Saved entries →
........

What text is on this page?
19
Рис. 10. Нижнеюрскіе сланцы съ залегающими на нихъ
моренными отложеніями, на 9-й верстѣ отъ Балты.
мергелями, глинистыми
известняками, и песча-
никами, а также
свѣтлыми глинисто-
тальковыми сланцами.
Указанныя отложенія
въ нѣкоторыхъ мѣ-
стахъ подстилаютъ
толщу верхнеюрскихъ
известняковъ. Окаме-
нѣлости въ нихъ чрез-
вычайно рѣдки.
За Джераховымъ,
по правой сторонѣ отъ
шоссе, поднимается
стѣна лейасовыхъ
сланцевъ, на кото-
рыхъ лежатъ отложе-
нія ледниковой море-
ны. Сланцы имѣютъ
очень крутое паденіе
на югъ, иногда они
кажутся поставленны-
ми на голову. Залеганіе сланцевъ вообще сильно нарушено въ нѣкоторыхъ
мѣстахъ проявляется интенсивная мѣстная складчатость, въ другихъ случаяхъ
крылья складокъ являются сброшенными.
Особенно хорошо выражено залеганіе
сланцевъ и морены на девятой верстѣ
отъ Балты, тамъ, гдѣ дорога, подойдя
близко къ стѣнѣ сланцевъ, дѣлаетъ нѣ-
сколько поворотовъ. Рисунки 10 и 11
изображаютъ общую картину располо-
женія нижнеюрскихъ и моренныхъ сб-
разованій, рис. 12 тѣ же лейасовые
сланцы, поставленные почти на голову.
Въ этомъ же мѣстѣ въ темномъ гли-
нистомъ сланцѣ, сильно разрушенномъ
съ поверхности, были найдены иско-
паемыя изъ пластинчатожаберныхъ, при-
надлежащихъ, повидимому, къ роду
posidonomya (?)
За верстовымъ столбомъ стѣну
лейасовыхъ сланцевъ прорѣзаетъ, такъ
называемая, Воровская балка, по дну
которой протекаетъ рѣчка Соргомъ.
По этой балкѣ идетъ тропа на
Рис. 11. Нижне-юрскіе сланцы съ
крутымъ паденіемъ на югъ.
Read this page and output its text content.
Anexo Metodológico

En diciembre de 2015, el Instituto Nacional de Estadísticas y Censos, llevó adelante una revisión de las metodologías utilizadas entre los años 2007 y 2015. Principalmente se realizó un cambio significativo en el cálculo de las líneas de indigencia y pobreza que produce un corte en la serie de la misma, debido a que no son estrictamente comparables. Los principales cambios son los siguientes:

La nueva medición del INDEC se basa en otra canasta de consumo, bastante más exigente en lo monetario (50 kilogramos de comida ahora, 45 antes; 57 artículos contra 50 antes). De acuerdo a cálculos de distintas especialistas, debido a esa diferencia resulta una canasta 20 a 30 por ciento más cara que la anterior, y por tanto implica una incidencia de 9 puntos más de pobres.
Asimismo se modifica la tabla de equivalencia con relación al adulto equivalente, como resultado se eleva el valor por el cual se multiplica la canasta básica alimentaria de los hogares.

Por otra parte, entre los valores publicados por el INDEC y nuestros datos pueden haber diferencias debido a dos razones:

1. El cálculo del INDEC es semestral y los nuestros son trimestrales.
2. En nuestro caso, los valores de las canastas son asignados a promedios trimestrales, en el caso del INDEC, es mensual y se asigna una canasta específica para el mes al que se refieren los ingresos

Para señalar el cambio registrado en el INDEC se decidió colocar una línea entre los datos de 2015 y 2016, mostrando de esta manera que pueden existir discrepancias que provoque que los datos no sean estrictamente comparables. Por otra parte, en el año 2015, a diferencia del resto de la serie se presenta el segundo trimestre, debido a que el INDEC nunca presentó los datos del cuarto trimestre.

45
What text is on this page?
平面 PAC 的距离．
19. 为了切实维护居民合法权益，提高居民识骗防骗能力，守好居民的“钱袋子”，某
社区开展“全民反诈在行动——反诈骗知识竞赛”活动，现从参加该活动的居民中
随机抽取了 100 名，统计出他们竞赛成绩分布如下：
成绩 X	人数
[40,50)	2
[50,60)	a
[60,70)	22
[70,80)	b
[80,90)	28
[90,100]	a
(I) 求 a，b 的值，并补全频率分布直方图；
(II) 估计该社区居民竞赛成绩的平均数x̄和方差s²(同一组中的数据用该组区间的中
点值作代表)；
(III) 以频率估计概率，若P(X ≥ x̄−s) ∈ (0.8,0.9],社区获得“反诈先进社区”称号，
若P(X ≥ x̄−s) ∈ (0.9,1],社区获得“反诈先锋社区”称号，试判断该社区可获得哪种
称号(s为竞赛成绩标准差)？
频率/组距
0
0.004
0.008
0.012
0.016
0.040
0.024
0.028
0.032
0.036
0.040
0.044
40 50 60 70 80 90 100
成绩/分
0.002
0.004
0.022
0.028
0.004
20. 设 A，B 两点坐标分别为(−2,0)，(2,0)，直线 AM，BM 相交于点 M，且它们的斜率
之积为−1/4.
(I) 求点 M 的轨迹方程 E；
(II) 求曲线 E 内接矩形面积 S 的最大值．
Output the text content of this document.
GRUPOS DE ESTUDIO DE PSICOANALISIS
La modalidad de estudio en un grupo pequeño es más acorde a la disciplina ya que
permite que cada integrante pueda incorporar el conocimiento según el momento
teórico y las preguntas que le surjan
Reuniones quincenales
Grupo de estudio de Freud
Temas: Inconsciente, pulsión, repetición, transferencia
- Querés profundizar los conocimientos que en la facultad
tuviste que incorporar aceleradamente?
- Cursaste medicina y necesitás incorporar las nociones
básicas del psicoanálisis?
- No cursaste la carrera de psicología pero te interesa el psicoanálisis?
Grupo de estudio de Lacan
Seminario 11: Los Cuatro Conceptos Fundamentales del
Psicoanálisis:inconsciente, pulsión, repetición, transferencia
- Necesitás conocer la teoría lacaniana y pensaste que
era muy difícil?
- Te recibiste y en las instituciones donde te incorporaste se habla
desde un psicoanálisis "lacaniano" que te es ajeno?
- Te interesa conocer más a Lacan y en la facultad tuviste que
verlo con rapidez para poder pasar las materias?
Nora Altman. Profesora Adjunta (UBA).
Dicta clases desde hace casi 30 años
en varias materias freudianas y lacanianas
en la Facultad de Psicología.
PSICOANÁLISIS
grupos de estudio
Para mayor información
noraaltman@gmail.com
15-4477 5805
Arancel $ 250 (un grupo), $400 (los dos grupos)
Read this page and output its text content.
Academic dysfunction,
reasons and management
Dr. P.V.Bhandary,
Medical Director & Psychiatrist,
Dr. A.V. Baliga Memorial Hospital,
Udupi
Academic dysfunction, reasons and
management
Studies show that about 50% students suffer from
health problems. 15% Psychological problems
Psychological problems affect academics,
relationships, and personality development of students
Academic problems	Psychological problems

........

DO THIS → Return the listing above in its exact form.

TASK OUTPUT →
What text is on this page?
19
Рис. 10. Нижнеюрскіе сланцы съ залегающими на нихъ
моренными отложеніями, на 9-й верстѣ отъ Балты.
мергелями, глинистыми
известняками, и песча-
никами, а также
свѣтлыми глинисто-
тальковыми сланцами.
Указанныя отложенія
въ нѣкоторыхъ мѣ-
стахъ подстилаютъ
толщу верхнеюрскихъ
известняковъ. Окаме-
нѣлости въ нихъ чрез-
вычайно рѣдки.
За Джераховымъ,
по правой сторонѣ отъ
шоссе, поднимается
стѣна лейасовыхъ
сланцевъ, на кото-
рыхъ лежатъ отложе-
нія ледниковой море-
ны. Сланцы имѣютъ
очень крутое паденіе
на югъ, иногда они
кажутся поставленны-
ми на голову. Залеганіе сланцевъ вообще сильно нарушено въ нѣкоторыхъ
мѣстахъ проявляется интенсивная мѣстная складчатость, въ другихъ случаяхъ
крылья складокъ являются сброшенными.
Особенно хорошо выражено залеганіе
сланцевъ и морены на девятой верстѣ
отъ Балты, тамъ, гдѣ дорога, подойдя
близко къ стѣнѣ сланцевъ, дѣлаетъ нѣ-
сколько поворотовъ. Рисунки 10 и 11
изображаютъ общую картину располо-
женія нижнеюрскихъ и моренныхъ сб-
разованій, рис. 12 тѣ же лейасовые
сланцы, поставленные почти на голову.
Въ этомъ же мѣстѣ въ темномъ гли-
нистомъ сланцѣ, сильно разрушенномъ
съ поверхности, были найдены иско-
паемыя изъ пластинчатожаберныхъ, при-
надлежащихъ, повидимому, къ роду
posidonomya (?)
За верстовымъ столбомъ стѣну
лейасовыхъ сланцевъ прорѣзаетъ, такъ
называемая, Воровская балка, по дну
которой протекаетъ рѣчка Соргомъ.
По этой балкѣ идетъ тропа на
Рис. 11. Нижне-юрскіе сланцы съ
крутымъ паденіемъ на югъ.
Read this page and output its text content.
Anexo Metodológico

En diciembre de 2015, el Instituto Nacional de Estadísticas y Censos, llevó adelante una revisión de las metodologías utilizadas entre los años 2007 y 2015. Principalmente se realizó un cambio significativo en el cálculo de las líneas de indigencia y pobreza que produce un corte en la serie de la misma, debido a que no son estrictamente comparables. Los principales cambios son los siguientes:

La nueva medición del INDEC se basa en otra canasta de consumo, bastante más exigente en lo monetario (50 kilogramos de comida ahora, 45 antes; 57 artículos contra 50 antes). De acuerdo a cálculos de distintas especialistas, debido a esa diferencia resulta una canasta 20 a 30 por ciento más cara que la anterior, y por tanto implica una incidencia de 9 puntos más de pobres.
Asimismo se modifica la tabla de equivalencia con relación al adulto equivalente, como resultado se eleva el valor por el cual se multiplica la canasta básica alimentaria de los hogares.

Por otra parte, entre los valores publicados por el INDEC y nuestros datos pueden haber diferencias debido a dos razones:

1. El cálculo del INDEC es semestral y los nuestros son trimestrales.
2. En nuestro caso, los valores de las canastas son asignados a promedios trimestrales, en el caso del INDEC, es mensual y se asigna una canasta específica para el mes al que se refieren los ingresos

Para señalar el cambio registrado en el INDEC se decidió colocar una línea entre los datos de 2015 y 2016, mostrando de esta manera que pueden existir discrepancias que provoque que los datos no sean estrictamente comparables. Por otra parte, en el año 2015, a diferencia del resto de la serie se presenta el segundo trimestre, debido a que el INDEC nunca presentó los datos del cuarto trimestre.

45
What text is on this page?
平面 PAC 的距离．
19. 为了切实维护居民合法权益，提高居民识骗防骗能力，守好居民的“钱袋子”，某
社区开展“全民反诈在行动——反诈骗知识竞赛”活动，现从参加该活动的居民中
随机抽取了 100 名，统计出他们竞赛成绩分布如下：
成绩 X	人数
[40,50)	2
[50,60)	a
[60,70)	22
[70,80)	b
[80,90)	28
[90,100]	a
(I) 求 a，b 的值，并补全频率分布直方图；
(II) 估计该社区居民竞赛成绩的平均数x̄和方差s²(同一组中的数据用该组区间的中
点值作代表)；
(III) 以频率估计概率，若P(X ≥ x̄−s) ∈ (0.8,0.9],社区获得“反诈先进社区”称号，
若P(X ≥ x̄−s) ∈ (0.9,1],社区获得“反诈先锋社区”称号，试判断该社区可获得哪种
称号(s为竞赛成绩标准差)？
频率/组距
0
0.004
0.008
0.012
0.016
0.040
0.024
0.028
0.032
0.036
0.040
0.044
40 50 60 70 80 90 100
成绩/分
0.002
0.004
0.022
0.028
0.004
20. 设 A，B 两点坐标分别为(−2,0)，(2,0)，直线 AM，BM 相交于点 M，且它们的斜率
之积为−1/4.
(I) 求点 M 的轨迹方程 E；
(II) 求曲线 E 内接矩形面积 S 的最大值．
Output the text content of this document.
GRUPOS DE ESTUDIO DE PSICOANALISIS
La modalidad de estudio en un grupo pequeño es más acorde a la disciplina ya que
permite que cada integrante pueda incorporar el conocimiento según el momento
teórico y las preguntas que le surjan
Reuniones quincenales
Grupo de estudio de Freud
Temas: Inconsciente, pulsión, repetición, transferencia
- Querés profundizar los conocimientos que en la facultad
tuviste que incorporar aceleradamente?
- Cursaste medicina y necesitás incorporar las nociones
básicas del psicoanálisis?
- No cursaste la carrera de psicología pero te interesa el psicoanálisis?
Grupo de estudio de Lacan
Seminario 11: Los Cuatro Conceptos Fundamentales del
Psicoanálisis:inconsciente, pulsión, repetición, transferencia
- Necesitás conocer la teoría lacaniana y pensaste que
era muy difícil?
- Te recibiste y en las instituciones donde te incorporaste se habla
desde un psicoanálisis "lacaniano" que te es ajeno?
- Te interesa conocer más a Lacan y en la facultad tuviste que
verlo con rapidez para poder pasar las materias?
Nora Altman. Profesora Adjunta (UBA).
Dicta clases desde hace casi 30 años
en varias materias freudianas y lacanianas
en la Facultad de Psicología.
PSICOANÁLISIS
grupos de estudio
Para mayor información
noraaltman@gmail.com
15-4477 5805
Arancel $ 250 (un grupo), $400 (los dos grupos)
Read this page and output its text content.
Academic dysfunction,
reasons and management
Dr. P.V.Bhandary,
Medical Director & Psychiatrist,
Dr. A.V. Baliga Memorial Hospital,
Udupi
Academic dysfunction, reasons and
management
Studies show that about 50% students suffer from
health problems. 15% Psychological problems
Psychological problems affect academics,
relationships, and personality development of students
Academic problems	Psychological problems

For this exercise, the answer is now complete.